Given problem:
Give the data a second time, exactly and in full.

Task data:
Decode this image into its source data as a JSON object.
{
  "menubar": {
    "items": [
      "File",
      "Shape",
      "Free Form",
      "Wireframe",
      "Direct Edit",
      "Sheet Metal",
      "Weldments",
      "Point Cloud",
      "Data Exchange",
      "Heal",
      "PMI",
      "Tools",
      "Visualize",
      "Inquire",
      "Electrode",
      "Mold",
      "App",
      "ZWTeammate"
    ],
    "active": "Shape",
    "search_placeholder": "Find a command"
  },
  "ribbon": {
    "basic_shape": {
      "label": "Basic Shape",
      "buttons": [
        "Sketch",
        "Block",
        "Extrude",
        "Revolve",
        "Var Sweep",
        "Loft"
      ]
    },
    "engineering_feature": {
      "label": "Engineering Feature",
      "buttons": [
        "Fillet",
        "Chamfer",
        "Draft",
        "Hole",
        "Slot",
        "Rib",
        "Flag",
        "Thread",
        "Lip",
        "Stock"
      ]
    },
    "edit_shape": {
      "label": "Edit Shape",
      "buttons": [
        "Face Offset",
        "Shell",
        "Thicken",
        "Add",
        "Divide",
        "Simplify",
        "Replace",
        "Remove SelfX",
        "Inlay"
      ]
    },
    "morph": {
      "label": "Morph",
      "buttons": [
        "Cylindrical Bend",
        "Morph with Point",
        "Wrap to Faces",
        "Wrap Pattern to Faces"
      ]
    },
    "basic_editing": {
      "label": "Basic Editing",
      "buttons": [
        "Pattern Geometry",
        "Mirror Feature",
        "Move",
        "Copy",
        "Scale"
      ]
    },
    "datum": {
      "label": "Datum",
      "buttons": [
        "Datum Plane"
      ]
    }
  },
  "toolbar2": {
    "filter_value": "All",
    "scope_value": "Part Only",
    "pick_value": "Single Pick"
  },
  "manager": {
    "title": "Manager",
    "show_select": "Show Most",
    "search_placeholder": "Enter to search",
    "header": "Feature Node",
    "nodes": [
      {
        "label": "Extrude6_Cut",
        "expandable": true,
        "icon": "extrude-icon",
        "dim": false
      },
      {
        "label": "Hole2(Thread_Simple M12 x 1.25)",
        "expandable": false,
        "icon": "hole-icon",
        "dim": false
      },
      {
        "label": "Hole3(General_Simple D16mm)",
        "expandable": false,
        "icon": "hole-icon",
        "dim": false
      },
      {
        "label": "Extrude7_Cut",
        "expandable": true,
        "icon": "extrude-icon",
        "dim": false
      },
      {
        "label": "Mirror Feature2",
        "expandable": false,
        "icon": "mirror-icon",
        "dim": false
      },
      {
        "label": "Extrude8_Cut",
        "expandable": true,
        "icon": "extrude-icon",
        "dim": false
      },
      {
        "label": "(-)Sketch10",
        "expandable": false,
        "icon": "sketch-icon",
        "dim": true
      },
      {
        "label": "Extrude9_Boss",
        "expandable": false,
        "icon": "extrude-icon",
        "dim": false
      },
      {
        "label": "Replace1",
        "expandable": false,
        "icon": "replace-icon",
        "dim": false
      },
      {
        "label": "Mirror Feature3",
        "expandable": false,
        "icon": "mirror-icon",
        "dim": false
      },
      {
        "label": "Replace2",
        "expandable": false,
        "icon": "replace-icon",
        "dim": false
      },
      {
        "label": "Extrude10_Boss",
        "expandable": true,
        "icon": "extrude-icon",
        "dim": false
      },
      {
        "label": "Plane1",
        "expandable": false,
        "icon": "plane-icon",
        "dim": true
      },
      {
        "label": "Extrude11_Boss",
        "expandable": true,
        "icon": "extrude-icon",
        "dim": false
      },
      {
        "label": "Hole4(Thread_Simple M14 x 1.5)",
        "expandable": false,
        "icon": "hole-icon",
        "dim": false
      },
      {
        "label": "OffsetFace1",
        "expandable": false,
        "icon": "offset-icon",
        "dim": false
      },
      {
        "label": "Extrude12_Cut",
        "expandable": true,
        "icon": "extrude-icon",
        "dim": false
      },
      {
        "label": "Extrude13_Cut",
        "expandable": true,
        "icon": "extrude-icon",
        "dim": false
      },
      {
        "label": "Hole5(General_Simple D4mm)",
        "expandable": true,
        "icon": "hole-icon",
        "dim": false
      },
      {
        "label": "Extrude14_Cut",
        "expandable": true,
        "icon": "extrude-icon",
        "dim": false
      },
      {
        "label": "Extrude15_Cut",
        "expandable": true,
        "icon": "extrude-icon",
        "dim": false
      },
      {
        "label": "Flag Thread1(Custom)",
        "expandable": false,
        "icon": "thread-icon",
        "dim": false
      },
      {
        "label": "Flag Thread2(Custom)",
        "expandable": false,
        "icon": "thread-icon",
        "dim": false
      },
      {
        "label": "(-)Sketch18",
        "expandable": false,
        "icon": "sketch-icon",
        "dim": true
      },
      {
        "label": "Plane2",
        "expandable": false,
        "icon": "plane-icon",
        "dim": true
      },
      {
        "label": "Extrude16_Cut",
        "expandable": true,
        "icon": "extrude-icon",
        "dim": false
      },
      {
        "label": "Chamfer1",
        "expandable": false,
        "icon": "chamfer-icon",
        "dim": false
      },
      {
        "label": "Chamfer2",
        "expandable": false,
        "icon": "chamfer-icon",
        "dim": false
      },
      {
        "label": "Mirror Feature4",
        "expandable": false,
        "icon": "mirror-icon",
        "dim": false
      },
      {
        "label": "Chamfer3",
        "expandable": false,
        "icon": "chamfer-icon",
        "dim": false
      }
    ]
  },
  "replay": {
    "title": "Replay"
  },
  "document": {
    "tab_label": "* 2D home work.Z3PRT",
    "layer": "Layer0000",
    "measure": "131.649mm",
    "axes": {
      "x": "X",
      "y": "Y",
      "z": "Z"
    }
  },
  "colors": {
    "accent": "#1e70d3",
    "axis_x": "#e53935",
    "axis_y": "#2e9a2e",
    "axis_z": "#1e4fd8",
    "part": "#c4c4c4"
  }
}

Written answer:
Decode this image into its source data as a JSON object.
{
  "menubar": {
    "items": [
      "File",
      "Shape",
      "Free Form",
      "Wireframe",
      "Direct Edit",
      "Sheet Metal",
      "Weldments",
      "Point Cloud",
      "Data Exchange",
      "Heal",
      "PMI",
      "Tools",
      "Visualize",
      "Inquire",
      "Electrode",
      "Mold",
      "App",
      "ZWTeammate"
    ],
    "active": "Shape",
    "search_placeholder": "Find a command"
  },
  "ribbon": {
    "basic_shape": {
      "label": "Basic Shape",
      "buttons": [
        "Sketch",
        "Block",
        "Extrude",
        "Revolve",
        "Var Sweep",
        "Loft"
      ]
    },
    "engineering_feature": {
      "label": "Engineering Feature",
      "buttons": [
        "Fillet",
        "Chamfer",
        "Draft",
        "Hole",
        "Slot",
        "Rib",
        "Flag",
        "Thread",
        "Lip",
        "Stock"
      ]
    },
    "edit_shape": {
      "label": "Edit Shape",
      "buttons": [
        "Face Offset",
        "Shell",
        "Thicken",
        "Add",
        "Divide",
        "Simplify",
        "Replace",
        "Remove SelfX",
        "Inlay"
      ]
    },
    "morph": {
      "label": "Morph",
      "buttons": [
        "Cylindrical Bend",
        "Morph with Point",
        "Wrap to Faces",
        "Wrap Pattern to Faces"
      ]
    },
    "basic_editing": {
      "label": "Basic Editing",
      "buttons": [
        "Pattern Geometry",
        "Mirror Feature",
        "Move",
        "Copy",
        "Scale"
      ]
    },
    "datum": {
      "label": "Datum",
      "buttons": [
        "Datum Plane"
      ]
    }
  },
  "toolbar2": {
    "filter_value": "All",
    "scope_value": "Part Only",
    "pick_value": "Single Pick"
  },
  "manager": {
    "title": "Manager",
    "show_select": "Show Most",
    "search_placeholder": "Enter to search",
    "header": "Feature Node",
    "nodes": [
      {
        "label": "Extrude6_Cut",
        "expandable": true,
        "icon": "extrude-icon",
        "dim": false
      },
      {
        "label": "Hole2(Thread_Simple M12 x 1.25)",
        "expandable": false,
        "icon": "hole-icon",
        "dim": false
      },
      {
        "label": "Hole3(General_Simple D16mm)",
        "expandable": false,
        "icon": "hole-icon",
        "dim": false
      },
      {
        "label": "Extrude7_Cut",
        "expandable": true,
        "icon": "extrude-icon",
        "dim": false
      },
      {
        "label": "Mirror Feature2",
        "expandable": false,
        "icon": "mirror-icon",
        "dim": false
      },
      {
        "label": "Extrude8_Cut",
        "expandable": true,
        "icon": "extrude-icon",
        "dim": false
      },
      {
        "label": "(-)Sketch10",
        "expandable": false,
        "icon": "sketch-icon",
        "dim": true
      },
      {
        "label": "Extrude9_Boss",
        "expandable": false,
        "icon": "extrude-icon",
        "dim": false
      },
      {
        "label": "Replace1",
        "expandable": false,
        "icon": "replace-icon",
        "dim": false
      },
      {
        "label": "Mirror Feature3",
        "expandable": false,
        "icon": "mirror-icon",
        "dim": false
      },
      {
        "label": "Replace2",
        "expandable": false,
        "icon": "replace-icon",
        "dim": false
      },
      {
        "label": "Extrude10_Boss",
        "expandable": true,
        "icon": "extrude-icon",
        "dim": false
      },
      {
        "label": "Plane1",
        "expandable": false,
        "icon": "plane-icon",
        "dim": true
      },
      {
        "label": "Extrude11_Boss",
        "expandable": true,
        "icon": "extrude-icon",
        "dim": false
      },
      {
        "label": "Hole4(Thread_Simple M14 x 1.5)",
        "expandable": false,
        "icon": "hole-icon",
        "dim": false
      },
      {
        "label": "OffsetFace1",
        "expandable": false,
        "icon": "offset-icon",
        "dim": false
      },
      {
        "label": "Extrude12_Cut",
        "expandable": true,
        "icon": "extrude-icon",
        "dim": false
      },
      {
        "label": "Extrude13_Cut",
        "expandable": true,
        "icon": "extrude-icon",
        "dim": false
      },
      {
        "label": "Hole5(General_Simple D4mm)",
        "expandable": true,
        "icon": "hole-icon",
        "dim": false
      },
      {
        "label": "Extrude14_Cut",
        "expandable": true,
        "icon": "extrude-icon",
        "dim": false
      },
      {
        "label": "Extrude15_Cut",
        "expandable": true,
        "icon": "extrude-icon",
        "dim": false
      },
      {
        "label": "Flag Thread1(Custom)",
        "expandable": false,
        "icon": "thread-icon",
        "dim": false
      },
      {
        "label": "Flag Thread2(Custom)",
        "expandable": false,
        "icon": "thread-icon",
        "dim": false
      },
      {
        "label": "(-)Sketch18",
        "expandable": false,
        "icon": "sketch-icon",
        "dim": true
      },
      {
        "label": "Plane2",
        "expandable": false,
        "icon": "plane-icon",
        "dim": true
      },
      {
        "label": "Extrude16_Cut",
        "expandable": true,
        "icon": "extrude-icon",
        "dim": false
      },
      {
        "label": "Chamfer1",
        "expandable": false,
        "icon": "chamfer-icon",
        "dim": false
      },
      {
        "label": "Chamfer2",
        "expandable": false,
        "icon": "chamfer-icon",
        "dim": false
      },
      {
        "label": "Mirror Feature4",
        "expandable": false,
        "icon": "mirror-icon",
        "dim": false
      },
      {
        "label": "Chamfer3",
        "expandable": false,
        "icon": "chamfer-icon",
        "dim": false
      }
    ]
  },
  "replay": {
    "title": "Replay"
  },
  "document": {
    "tab_label": "* 2D home work.Z3PRT",
    "layer": "Layer0000",
    "measure": "131.649mm",
    "axes": {
      "x": "X",
      "y": "Y",
      "z": "Z"
    }
  },
  "colors": {
    "accent": "#1e70d3",
    "axis_x": "#e53935",
    "axis_y": "#2e9a2e",
    "axis_z": "#1e4fd8",
    "part": "#c4c4c4"
  }
}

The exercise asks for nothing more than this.